## Given task
Copy all lines holding the word "Fœderati" from the entries.

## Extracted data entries
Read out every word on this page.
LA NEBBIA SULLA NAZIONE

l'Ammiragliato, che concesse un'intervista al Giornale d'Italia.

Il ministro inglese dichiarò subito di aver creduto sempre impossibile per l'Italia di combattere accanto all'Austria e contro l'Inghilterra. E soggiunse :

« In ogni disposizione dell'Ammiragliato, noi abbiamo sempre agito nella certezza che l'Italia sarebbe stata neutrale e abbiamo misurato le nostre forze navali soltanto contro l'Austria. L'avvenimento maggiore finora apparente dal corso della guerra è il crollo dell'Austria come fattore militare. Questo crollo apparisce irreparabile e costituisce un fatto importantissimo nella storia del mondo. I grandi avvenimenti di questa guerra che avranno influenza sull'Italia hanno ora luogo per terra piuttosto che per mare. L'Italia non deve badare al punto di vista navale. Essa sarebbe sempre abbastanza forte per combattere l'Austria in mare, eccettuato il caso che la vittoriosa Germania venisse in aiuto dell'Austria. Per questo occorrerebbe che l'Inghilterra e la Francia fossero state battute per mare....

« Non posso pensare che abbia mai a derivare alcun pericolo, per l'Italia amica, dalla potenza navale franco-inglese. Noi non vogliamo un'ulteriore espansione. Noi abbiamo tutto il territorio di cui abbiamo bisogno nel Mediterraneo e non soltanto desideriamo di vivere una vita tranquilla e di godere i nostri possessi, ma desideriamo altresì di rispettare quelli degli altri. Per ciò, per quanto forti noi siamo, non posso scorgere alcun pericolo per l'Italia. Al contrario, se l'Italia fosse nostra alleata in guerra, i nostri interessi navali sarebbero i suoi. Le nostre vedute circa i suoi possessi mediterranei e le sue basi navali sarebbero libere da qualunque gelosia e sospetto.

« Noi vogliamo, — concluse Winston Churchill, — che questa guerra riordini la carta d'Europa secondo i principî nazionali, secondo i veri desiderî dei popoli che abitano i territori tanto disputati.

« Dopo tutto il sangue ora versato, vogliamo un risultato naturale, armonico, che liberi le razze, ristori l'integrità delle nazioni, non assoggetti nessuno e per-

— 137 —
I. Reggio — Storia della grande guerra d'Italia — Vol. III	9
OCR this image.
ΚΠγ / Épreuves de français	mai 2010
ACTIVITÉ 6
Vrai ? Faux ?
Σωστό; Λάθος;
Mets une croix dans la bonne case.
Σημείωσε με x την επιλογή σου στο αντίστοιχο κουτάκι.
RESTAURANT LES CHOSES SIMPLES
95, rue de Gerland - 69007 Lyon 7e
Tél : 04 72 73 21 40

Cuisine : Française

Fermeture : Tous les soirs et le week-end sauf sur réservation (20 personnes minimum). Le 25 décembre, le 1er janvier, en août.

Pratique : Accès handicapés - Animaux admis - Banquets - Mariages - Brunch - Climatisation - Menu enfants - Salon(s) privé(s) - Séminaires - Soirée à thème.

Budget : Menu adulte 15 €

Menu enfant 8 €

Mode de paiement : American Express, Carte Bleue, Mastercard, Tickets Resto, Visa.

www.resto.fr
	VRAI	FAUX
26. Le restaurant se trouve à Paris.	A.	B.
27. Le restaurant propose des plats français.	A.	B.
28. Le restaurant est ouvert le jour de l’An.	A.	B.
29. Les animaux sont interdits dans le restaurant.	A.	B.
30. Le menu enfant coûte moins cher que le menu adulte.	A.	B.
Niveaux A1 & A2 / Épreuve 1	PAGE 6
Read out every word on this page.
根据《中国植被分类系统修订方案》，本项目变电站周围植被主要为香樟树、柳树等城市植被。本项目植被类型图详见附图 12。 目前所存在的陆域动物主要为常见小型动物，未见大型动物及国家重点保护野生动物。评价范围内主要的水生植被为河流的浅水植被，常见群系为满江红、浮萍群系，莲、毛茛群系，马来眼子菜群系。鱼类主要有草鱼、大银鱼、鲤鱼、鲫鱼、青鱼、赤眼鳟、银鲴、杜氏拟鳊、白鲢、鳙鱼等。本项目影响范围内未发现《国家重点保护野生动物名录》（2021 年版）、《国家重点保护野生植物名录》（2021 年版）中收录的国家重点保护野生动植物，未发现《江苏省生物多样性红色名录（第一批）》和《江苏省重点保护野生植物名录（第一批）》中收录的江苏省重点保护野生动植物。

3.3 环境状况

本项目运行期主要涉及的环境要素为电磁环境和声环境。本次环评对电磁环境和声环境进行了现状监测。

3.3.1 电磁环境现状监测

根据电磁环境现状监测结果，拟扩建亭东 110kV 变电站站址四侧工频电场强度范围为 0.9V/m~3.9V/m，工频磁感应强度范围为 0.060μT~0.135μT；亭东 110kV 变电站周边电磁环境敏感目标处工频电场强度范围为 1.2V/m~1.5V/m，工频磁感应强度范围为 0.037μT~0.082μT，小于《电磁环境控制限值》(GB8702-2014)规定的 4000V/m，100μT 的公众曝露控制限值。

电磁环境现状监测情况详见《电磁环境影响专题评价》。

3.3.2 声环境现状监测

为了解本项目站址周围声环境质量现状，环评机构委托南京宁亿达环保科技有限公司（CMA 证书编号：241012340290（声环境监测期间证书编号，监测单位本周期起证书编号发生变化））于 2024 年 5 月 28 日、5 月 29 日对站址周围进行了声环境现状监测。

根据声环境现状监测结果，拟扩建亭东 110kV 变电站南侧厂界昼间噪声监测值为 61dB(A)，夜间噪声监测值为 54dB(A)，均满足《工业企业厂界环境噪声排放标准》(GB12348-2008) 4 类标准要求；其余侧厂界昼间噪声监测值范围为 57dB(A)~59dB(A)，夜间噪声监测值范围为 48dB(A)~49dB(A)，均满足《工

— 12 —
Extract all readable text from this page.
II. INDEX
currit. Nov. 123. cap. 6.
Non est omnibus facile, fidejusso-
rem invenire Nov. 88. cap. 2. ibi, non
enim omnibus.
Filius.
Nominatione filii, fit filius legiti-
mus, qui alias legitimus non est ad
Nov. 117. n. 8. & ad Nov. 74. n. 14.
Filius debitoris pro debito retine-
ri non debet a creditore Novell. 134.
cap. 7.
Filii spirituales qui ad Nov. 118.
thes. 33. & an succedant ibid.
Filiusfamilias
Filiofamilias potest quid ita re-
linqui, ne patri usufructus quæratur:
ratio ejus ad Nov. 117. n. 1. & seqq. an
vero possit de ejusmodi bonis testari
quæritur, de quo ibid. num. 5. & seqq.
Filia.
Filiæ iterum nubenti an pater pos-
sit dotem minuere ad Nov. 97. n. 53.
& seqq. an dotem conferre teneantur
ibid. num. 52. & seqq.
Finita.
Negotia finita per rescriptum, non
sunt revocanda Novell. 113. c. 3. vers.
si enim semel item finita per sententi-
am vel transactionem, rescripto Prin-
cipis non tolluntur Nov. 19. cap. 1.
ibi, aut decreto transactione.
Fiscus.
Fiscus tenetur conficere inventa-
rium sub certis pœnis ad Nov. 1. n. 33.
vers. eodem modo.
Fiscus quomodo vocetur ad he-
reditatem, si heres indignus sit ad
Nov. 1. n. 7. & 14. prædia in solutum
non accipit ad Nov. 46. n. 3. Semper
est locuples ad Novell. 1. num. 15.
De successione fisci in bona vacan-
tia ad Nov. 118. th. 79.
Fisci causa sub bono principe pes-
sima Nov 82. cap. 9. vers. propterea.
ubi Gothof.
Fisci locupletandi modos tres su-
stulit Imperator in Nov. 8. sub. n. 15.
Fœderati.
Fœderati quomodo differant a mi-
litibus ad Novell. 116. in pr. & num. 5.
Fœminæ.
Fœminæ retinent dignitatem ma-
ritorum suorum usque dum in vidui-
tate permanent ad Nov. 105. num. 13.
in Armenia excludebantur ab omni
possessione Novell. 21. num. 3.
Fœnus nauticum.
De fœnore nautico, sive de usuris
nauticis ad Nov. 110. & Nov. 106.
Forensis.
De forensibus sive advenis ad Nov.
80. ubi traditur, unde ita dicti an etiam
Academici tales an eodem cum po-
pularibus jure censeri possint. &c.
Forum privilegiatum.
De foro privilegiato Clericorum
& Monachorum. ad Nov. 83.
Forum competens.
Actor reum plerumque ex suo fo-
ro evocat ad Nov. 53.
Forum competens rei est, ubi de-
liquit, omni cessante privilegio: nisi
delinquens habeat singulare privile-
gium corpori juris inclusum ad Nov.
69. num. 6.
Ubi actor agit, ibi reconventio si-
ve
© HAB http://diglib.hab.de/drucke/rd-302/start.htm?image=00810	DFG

## Reply to the exercise
Fœderati.
Fœderati quomodo differant a mi-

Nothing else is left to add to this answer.